CADRE TEMPOREL ET STRUCTURE DES VILLAGES DANS L'UNYAMWEZI DU NORD

Le présent article a été rédigé à l'issue d'une seconde visite effectuée dans l'Unyamwezi du nord en 1974, peu après le transfert d'une proportion importante de la population dans des villages nucléés de grande taille nouvellement construits. L'article est divisé en cinq parties. Après une discussion préliminaire, on indique les changements qui avaient eu lieu, avant le processus de réinstallation, dans la composition d'un village Butumwa entre 1959 et 1974, et qui découlaient d'une migration dans les deux sens ainsi que du vieillissement des individus. On présente certains cas de migration et l'on met en contraste la répartition selon l'âge des chefs de famille avec celle que l'on trouve dans des implantations méridionales plus récentes. La troisième partie offre un schéma plus général des processus de développement des villages avant 1974, de leur saturation et de leur dépérissement ainsi que de leurs rapports avec certains facteurs tels la fertilité du sol, la mortalité infantile, le divorce et autres traits du cycle de développement des groupes familiaux. Vient ensuite une analyse du rôle des structures normatives du village et du système politique en général dans la mise en place d'un cadre institutionnel favorisant les processus décrits plus haut. Dans la dernière partie, on examine les nouveaux villages postérieurs à 1974 et la divergence radicale qu'ils présentent par rapport aux modes d'implantation antérieurs. L'article souligne la nécessité, dans tout effort de compréhension de l'implantation dans cette région, de tenir compte du mode de développement des villages dans le temps, développement qui s'inscrit dans le cadre d'une combinaison complexe de processus sociaux et idéologiques.

Listing extrait
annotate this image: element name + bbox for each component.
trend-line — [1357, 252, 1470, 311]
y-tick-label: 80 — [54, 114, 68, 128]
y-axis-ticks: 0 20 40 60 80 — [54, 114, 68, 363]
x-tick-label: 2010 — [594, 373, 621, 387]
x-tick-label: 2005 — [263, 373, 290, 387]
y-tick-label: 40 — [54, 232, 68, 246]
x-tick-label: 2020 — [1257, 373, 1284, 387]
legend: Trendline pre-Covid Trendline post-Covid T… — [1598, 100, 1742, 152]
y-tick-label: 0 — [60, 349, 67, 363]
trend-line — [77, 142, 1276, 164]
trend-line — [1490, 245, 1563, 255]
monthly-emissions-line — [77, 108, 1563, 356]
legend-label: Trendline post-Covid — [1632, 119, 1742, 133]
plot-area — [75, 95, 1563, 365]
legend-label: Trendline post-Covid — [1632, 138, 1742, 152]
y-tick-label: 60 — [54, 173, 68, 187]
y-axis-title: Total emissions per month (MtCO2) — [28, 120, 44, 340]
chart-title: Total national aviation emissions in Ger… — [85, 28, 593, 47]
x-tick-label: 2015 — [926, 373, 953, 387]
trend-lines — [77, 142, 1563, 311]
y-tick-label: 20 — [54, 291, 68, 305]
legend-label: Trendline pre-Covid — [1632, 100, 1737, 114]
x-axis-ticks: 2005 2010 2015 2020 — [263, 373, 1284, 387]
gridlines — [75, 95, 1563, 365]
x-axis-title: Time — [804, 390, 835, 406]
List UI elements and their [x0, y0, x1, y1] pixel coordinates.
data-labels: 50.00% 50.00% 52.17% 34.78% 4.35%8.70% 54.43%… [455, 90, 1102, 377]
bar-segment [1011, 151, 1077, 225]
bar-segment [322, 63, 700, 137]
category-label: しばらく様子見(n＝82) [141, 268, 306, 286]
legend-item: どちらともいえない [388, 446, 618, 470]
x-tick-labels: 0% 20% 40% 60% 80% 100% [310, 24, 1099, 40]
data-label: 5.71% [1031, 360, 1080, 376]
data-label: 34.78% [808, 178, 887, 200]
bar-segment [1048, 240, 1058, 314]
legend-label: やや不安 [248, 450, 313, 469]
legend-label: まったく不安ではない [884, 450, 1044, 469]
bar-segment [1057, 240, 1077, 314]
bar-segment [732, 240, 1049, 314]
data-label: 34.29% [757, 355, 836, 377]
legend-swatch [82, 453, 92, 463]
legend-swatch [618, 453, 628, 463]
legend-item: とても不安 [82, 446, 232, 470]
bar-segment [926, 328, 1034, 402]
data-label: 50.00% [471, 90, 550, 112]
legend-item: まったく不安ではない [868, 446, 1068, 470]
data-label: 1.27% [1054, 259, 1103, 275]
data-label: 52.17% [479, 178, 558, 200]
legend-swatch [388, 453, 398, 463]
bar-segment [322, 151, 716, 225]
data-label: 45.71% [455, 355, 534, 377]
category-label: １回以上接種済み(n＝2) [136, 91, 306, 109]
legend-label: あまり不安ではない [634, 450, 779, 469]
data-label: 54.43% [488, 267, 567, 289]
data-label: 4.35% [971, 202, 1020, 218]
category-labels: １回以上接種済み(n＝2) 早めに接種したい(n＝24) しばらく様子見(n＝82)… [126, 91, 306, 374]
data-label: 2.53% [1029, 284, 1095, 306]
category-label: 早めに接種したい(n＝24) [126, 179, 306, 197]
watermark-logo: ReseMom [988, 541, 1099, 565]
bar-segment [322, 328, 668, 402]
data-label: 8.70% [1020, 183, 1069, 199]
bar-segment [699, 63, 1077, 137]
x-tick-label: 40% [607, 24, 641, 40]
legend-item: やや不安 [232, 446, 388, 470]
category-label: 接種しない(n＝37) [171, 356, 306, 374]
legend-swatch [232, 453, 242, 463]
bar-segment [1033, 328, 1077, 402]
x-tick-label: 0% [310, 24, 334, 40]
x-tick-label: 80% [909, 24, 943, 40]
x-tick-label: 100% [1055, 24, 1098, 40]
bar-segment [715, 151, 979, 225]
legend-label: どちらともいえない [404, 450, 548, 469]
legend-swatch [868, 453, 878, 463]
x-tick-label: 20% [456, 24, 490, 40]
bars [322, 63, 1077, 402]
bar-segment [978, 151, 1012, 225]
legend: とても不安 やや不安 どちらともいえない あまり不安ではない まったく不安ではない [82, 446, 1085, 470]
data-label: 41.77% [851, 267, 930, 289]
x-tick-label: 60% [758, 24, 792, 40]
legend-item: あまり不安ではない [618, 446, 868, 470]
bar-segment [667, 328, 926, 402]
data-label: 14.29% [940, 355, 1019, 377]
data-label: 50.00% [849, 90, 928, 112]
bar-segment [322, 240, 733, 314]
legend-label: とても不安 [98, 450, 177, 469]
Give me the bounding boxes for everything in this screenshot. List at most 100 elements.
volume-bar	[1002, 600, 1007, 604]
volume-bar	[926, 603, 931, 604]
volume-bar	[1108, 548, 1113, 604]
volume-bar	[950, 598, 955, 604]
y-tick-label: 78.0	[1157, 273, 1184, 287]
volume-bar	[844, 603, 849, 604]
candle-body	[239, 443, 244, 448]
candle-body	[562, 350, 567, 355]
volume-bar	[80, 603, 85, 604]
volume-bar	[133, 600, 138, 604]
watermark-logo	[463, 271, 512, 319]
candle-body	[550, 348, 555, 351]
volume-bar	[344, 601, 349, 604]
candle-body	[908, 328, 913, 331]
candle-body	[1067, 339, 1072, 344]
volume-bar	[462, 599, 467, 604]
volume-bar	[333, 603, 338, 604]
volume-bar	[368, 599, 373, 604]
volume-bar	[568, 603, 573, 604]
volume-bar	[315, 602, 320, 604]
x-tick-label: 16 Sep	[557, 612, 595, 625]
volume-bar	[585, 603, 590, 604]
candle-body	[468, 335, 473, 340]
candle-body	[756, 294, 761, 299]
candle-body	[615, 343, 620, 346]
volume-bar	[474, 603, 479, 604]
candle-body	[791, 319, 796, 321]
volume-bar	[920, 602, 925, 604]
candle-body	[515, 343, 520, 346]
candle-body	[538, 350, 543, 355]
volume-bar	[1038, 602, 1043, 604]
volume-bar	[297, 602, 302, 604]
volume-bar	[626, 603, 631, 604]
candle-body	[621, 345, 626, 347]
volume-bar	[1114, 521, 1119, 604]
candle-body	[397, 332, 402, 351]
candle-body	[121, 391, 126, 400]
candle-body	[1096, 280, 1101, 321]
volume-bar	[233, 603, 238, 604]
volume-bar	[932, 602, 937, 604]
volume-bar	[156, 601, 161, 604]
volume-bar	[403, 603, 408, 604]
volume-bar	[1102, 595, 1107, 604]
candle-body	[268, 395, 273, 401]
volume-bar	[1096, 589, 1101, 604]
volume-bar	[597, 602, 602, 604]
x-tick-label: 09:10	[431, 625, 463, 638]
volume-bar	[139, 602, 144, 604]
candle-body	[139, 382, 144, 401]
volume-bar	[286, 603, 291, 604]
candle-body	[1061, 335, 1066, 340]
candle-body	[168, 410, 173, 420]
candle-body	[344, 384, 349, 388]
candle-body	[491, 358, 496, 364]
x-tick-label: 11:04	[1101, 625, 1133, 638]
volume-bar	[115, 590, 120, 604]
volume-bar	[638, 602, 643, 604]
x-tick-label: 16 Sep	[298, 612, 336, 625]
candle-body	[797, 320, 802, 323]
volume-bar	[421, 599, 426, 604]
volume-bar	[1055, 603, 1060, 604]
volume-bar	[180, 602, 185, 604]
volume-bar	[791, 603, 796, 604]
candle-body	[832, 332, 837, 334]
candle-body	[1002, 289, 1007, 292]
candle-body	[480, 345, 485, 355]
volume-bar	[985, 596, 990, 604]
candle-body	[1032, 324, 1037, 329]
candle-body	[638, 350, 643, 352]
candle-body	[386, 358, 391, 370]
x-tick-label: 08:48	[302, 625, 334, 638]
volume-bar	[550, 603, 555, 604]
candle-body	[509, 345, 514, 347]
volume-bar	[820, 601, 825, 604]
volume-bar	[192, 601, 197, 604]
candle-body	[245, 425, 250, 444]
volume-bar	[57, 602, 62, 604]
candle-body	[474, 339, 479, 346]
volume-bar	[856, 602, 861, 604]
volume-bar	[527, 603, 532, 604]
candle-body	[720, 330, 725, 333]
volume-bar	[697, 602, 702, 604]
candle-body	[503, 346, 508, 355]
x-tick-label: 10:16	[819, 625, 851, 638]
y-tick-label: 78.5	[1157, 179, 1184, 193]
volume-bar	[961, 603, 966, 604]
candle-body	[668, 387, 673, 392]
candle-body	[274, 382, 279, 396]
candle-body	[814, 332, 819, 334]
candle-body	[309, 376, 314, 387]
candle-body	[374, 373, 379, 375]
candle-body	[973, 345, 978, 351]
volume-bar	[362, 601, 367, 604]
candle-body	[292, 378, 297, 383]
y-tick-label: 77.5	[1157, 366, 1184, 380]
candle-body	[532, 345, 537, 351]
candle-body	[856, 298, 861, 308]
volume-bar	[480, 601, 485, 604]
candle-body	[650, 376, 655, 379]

Votre objectif
Selon le segment de texte, sur quelle période l'article étudie-t-il les changements dans la composition d'un village Butumwa avant la réinstallation ?

Résultat de tâche
Entre 1959 et 1974.